§ **What is required**
In the abstract on nitric oxide and the ER stress response in pancreatic β-cells, which cell line served as the model alongside mouse islets?

§ **Extract provided**

Protective role for nitric oxide during the endoplasmic reticulum stress response in pancreatic β-cells

Higher requirements for disulfide bond formation in professional secretory cells may affect intracellular redox homeostasis, particularly during an endoplasmic reticulum ( ER) stress response. To assess this hypothesis, we investigated the effects of the ER stress response on the major redox couple ( GSH/ GSSG), endogenous ROS production, expression of genes involved in ER oxidative protein folding, general antioxidant defense, and thiol metabolism by use of the well-validated MIN6 beta-cell as a model and mouse islets. The data revealed that glucose concentration- dependent decreases in the GSH/ GSSG ratio were further decreased significantly by ER-derived oxidative stress induced by inhibiting ER- associated degradation with the specific proteasome inhibitor lactacystin ( 10 mu M) in mouse islets. Notably, minimal cell death was observed during 12- h treatments. This was likely attributed to the upregulation of genes encoding the rate limiting enzyme for glutathione synthesis (gamma-glutamylcysteine ligase), as well as genes involved in antioxidant defense ( glutathione peroxidase, peroxiredoxin1) and ER protein folding ( Grp78/ BiP, PDI, Ero1). Gene expression and reporter assays with a NO synthase inhibitor ( N-omega-nitro- L-arginine methyl ester, 1 - 10 mM) indicated that endogenous NO production was essential for the upregulation of several ER stress- responsive genes. Specifically, gel shift analyses demonstrate NO- independent binding of the transcription factor NF- E2- related factor to the antioxidant response element Gclc- ARE4 in MIN6 cells. However, endogenous NO production was necessary for activation of Gclc- ARE4- driven reporter gene expression. Together, these data reveal a distinct protective role for NO during the ER stress response, which helps to dissipate ROS and promote beta- cell survival.

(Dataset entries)
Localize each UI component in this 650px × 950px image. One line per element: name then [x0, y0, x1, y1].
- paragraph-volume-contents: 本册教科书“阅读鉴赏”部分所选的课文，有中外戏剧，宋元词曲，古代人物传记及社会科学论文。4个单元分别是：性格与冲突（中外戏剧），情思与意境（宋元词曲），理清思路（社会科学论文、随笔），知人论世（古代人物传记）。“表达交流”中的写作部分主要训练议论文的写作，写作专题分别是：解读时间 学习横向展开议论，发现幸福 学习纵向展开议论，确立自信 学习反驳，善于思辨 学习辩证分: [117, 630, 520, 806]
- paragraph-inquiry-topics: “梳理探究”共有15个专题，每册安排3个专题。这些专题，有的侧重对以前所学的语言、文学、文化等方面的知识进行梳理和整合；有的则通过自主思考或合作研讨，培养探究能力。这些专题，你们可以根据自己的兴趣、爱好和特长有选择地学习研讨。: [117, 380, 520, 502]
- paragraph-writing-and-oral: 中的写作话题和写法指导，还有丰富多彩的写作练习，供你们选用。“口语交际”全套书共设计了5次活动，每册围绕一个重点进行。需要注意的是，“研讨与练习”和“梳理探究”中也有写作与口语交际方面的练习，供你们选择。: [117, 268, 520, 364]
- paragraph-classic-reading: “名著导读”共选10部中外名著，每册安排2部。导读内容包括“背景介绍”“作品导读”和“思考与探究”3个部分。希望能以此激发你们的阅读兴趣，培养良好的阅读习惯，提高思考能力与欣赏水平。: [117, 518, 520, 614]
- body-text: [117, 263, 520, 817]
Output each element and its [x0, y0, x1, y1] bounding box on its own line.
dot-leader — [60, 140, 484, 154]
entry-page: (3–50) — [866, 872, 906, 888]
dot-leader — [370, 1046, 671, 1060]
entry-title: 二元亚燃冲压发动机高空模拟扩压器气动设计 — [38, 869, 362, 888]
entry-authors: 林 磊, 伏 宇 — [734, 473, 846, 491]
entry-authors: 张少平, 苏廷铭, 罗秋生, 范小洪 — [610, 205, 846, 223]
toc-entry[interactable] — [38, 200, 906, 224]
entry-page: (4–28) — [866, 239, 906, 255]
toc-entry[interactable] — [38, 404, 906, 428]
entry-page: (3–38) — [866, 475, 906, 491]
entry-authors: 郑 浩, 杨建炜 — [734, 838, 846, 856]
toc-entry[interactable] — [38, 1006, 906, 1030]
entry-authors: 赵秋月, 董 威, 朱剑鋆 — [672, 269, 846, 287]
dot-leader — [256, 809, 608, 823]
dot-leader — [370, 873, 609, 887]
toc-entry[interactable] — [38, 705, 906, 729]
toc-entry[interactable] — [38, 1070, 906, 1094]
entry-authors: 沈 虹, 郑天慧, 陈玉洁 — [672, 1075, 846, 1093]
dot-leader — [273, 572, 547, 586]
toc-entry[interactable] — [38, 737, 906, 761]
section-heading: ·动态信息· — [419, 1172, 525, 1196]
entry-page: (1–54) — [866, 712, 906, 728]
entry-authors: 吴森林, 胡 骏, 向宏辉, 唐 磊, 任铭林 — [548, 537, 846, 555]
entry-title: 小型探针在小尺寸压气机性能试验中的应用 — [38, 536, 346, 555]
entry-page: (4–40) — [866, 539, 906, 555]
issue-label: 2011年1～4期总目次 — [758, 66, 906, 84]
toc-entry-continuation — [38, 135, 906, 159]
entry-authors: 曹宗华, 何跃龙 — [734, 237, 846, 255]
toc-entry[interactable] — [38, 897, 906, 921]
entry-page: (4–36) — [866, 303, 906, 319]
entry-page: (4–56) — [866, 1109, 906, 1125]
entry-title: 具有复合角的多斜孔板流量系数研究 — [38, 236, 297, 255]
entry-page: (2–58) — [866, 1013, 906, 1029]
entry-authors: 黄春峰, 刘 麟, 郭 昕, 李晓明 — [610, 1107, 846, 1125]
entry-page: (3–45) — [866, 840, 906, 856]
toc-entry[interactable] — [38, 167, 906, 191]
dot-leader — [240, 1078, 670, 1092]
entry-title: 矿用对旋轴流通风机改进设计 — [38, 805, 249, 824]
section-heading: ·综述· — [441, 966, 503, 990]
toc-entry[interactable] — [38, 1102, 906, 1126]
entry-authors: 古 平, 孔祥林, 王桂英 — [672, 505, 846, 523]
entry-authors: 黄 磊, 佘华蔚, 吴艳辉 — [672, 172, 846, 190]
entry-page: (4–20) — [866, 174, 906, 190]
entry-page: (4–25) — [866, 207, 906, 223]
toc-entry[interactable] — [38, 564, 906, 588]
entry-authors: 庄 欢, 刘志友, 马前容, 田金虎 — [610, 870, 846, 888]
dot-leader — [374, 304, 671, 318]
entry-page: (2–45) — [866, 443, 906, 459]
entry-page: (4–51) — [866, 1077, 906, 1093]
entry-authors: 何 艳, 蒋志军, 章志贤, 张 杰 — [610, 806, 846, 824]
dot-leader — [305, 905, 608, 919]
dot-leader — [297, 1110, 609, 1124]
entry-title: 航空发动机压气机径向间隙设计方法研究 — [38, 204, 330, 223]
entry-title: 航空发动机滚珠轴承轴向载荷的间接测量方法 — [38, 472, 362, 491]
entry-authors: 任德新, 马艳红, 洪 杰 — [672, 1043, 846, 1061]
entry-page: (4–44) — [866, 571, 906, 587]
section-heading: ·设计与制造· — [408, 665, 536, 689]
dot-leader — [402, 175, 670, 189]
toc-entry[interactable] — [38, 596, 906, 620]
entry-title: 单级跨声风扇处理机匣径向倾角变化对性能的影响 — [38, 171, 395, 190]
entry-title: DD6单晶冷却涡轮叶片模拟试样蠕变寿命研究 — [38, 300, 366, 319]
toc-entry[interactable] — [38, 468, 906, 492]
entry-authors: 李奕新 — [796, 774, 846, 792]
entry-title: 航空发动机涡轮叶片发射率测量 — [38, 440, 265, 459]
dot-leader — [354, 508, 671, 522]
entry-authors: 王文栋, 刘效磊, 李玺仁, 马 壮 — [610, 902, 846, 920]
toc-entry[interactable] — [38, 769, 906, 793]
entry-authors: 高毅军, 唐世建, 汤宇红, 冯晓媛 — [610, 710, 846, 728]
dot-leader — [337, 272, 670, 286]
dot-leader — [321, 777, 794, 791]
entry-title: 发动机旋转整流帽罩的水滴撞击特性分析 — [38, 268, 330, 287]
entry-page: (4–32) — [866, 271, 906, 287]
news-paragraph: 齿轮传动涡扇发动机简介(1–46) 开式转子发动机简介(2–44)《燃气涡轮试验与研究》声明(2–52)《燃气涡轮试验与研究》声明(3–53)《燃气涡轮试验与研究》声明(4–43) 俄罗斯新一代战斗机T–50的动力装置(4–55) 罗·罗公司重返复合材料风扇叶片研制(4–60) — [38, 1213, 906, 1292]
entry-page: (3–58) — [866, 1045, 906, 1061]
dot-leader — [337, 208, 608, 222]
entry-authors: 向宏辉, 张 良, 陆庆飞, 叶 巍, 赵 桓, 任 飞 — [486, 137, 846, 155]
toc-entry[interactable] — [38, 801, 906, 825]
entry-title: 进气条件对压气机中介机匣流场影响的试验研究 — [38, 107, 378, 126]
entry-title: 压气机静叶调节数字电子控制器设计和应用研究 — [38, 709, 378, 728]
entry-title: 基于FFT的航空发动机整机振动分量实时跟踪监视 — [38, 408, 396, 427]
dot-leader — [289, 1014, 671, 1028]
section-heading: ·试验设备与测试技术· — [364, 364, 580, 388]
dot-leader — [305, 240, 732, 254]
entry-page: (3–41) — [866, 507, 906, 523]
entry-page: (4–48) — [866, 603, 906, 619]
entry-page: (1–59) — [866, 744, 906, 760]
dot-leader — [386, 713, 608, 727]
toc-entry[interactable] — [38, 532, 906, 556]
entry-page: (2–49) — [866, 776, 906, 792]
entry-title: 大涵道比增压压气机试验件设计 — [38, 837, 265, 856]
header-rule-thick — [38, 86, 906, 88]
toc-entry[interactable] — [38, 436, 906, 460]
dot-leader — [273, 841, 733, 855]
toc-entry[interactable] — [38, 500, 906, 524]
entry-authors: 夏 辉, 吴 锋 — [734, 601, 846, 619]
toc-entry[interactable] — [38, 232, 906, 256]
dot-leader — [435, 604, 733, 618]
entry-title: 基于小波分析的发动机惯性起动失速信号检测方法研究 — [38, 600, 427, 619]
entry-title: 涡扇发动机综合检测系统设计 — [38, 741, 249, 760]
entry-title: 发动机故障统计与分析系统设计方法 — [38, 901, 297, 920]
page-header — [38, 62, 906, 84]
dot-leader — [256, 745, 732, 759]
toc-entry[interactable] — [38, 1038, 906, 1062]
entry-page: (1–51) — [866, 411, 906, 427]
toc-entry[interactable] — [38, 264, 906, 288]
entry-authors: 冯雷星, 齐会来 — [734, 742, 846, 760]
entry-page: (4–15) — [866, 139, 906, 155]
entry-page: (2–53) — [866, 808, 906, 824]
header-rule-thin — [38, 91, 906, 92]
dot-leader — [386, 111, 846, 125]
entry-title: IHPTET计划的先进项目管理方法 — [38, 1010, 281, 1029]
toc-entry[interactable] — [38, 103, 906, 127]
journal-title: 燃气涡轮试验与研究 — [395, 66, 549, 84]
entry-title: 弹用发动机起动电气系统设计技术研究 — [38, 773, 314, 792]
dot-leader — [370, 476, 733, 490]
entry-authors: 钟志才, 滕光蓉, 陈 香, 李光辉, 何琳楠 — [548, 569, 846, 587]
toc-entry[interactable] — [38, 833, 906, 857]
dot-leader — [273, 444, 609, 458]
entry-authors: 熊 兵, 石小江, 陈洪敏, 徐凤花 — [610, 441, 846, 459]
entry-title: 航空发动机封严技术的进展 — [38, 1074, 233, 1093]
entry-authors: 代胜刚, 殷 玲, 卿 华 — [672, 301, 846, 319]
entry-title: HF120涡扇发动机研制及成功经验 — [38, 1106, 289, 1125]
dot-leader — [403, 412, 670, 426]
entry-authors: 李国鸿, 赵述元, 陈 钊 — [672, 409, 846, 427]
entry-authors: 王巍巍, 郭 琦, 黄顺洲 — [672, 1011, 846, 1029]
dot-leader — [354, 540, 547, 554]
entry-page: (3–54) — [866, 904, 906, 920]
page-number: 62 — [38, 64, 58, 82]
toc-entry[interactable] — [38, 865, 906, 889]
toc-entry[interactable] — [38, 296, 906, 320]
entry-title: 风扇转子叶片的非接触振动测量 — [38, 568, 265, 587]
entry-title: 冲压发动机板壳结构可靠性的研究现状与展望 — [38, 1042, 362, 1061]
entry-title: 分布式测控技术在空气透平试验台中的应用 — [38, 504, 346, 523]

§ **Exercise solution**
The MIN6 beta-cell line.